## Task description:
Every line that contains the word "exercício" should be copied.

## Material supplied:
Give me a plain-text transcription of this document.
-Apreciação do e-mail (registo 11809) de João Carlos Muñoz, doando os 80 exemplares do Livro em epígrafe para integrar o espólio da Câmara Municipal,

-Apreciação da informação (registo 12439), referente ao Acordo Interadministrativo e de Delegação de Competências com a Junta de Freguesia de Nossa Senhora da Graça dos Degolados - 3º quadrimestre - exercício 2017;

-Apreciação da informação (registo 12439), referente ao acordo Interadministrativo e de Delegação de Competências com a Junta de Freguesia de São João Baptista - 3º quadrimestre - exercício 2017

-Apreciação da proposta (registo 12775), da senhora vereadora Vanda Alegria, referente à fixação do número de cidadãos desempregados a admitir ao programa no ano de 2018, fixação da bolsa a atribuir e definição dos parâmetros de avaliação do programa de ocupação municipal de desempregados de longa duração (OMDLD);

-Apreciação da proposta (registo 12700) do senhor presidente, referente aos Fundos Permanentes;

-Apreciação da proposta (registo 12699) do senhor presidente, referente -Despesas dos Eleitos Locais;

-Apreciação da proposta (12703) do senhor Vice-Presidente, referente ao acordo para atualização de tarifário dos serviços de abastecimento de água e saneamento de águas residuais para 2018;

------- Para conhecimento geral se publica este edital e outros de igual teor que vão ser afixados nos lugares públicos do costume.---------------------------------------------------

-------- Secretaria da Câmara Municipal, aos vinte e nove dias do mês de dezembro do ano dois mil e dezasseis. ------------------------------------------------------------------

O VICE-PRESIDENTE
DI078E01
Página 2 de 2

## Output of the exercise:
-Apreciação da informação (registo 12439), referente ao Acordo Interadministrativo e de Delegação de Competências com a Junta de Freguesia de Nossa Senhora da Graça dos Degolados - 3º quadrimestre - exercício 2017;
-Apreciação da informação (registo 12439), referente ao acordo Interadministrativo e de Delegação de Competências com a Junta de Freguesia de São João Baptista - 3º quadrimestre - exercício 2017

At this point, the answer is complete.